### EXERCISE INSTRUCTIONS
Leave out the pictures and repeat the rest of the material exactly.

### DATASET RECORDS

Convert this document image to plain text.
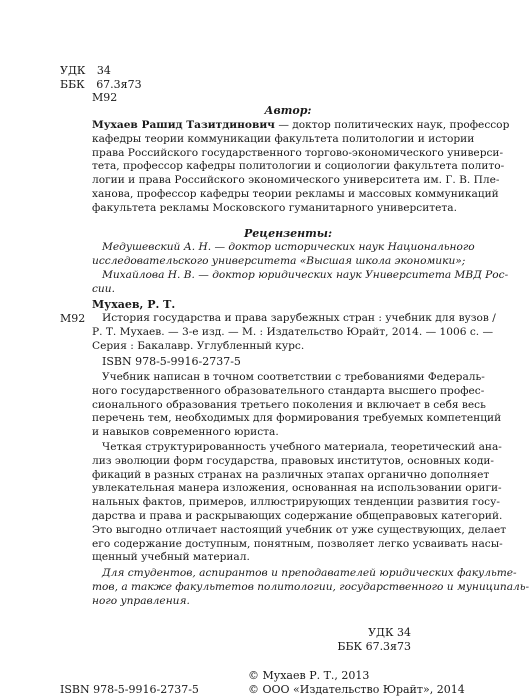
УДК 34
ББК 67.3я73
М92
Автор:
Мухаев Рашид Тазитдинович — доктор политических наук, профессор
кафедры теории коммуникации факультета политологии и истории
права Российского государственного торгово-экономического универси-
тета, профессор кафедры политологии и социологии факультета полито-
логии и права Российского экономического университета им. Г. В. Пле-
ханова, профессор кафедры теории рекламы и массовых коммуникаций
факультета рекламы Московского гуманитарного университета.
Рецензенты:
Медушевский А. Н. — доктор исторических наук Национального
исследовательского университета «Высшая школа экономики»;
Михайлова Н. В. — доктор юридических наук Университета МВД Рос-
сии.
Мухаев, Р. Т.
М92 История государства и права зарубежных стран : учебник для вузов /
Р. Т. Мухаев. — 3-е изд. — М. : Издательство Юрайт, 2014. — 1006 с. —
Серия : Бакалавр. Углубленный курс.
ISBN 978-5-9916-2737-5
Учебник написан в точном соответствии с требованиями Федераль-
ного государственного образовательного стандарта высшего профес-
сионального образования третьего поколения и включает в себя весь
перечень тем, необходимых для формирования требуемых компетенций
и навыков современного юриста.
Четкая структурированность учебного материала, теоретический ана-
лиз эволюции форм государства, правовых институтов, основных коди-
фикаций в разных странах на различных этапах органично дополняет
увлекательная манера изложения, основанная на использовании ориги-
нальных фактов, примеров, иллюстрирующих тенденции развития госу-
дарства и права и раскрывающих содержание общеправовых категорий.
Это выгодно отличает настоящий учебник от уже существующих, делает
его содержание доступным, понятным, позволяет легко усваивать насы-
щенный учебный материал.
Для студентов, аспирантов и преподавателей юридических факульте-
тов, а также факультетов политологии, государственного и муниципаль-
ного управления.
УДК 34
ББК 67.3я73
ISBN 978-5-9916-2737-5
© Мухаев Р. Т., 2013
© ООО «Издательство Юрайт», 2014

### REPLY TO THE TASK
Convert this document image to plain text.
УДК 34
ББК 67.3я73
М92
Автор:
Мухаев Рашид Тазитдинович — доктор политических наук, профессор
кафедры теории коммуникации факультета политологии и истории
права Российского государственного торгово-экономического универси-
тета, профессор кафедры политологии и социологии факультета полито-
логии и права Российского экономического университета им. Г. В. Пле-
ханова, профессор кафедры теории рекламы и массовых коммуникаций
факультета рекламы Московского гуманитарного университета.
Рецензенты:
Медушевский А. Н. — доктор исторических наук Национального
исследовательского университета «Высшая школа экономики»;
Михайлова Н. В. — доктор юридических наук Университета МВД Рос-
сии.
Мухаев, Р. Т.
М92 История государства и права зарубежных стран : учебник для вузов /
Р. Т. Мухаев. — 3-е изд. — М. : Издательство Юрайт, 2014. — 1006 с. —
Серия : Бакалавр. Углубленный курс.
ISBN 978-5-9916-2737-5
Учебник написан в точном соответствии с требованиями Федераль-
ного государственного образовательного стандарта высшего профес-
сионального образования третьего поколения и включает в себя весь
перечень тем, необходимых для формирования требуемых компетенций
и навыков современного юриста.
Четкая структурированность учебного материала, теоретический ана-
лиз эволюции форм государства, правовых институтов, основных коди-
фикаций в разных странах на различных этапах органично дополняет
увлекательная манера изложения, основанная на использовании ориги-
нальных фактов, примеров, иллюстрирующих тенденции развития госу-
дарства и права и раскрывающих содержание общеправовых категорий.
Это выгодно отличает настоящий учебник от уже существующих, делает
его содержание доступным, понятным, позволяет легко усваивать насы-
щенный учебный материал.
Для студентов, аспирантов и преподавателей юридических факульте-
тов, а также факультетов политологии, государственного и муниципаль-
ного управления.
УДК 34
ББК 67.3я73
ISBN 978-5-9916-2737-5
© Мухаев Р. Т., 2013
© ООО «Издательство Юрайт», 2014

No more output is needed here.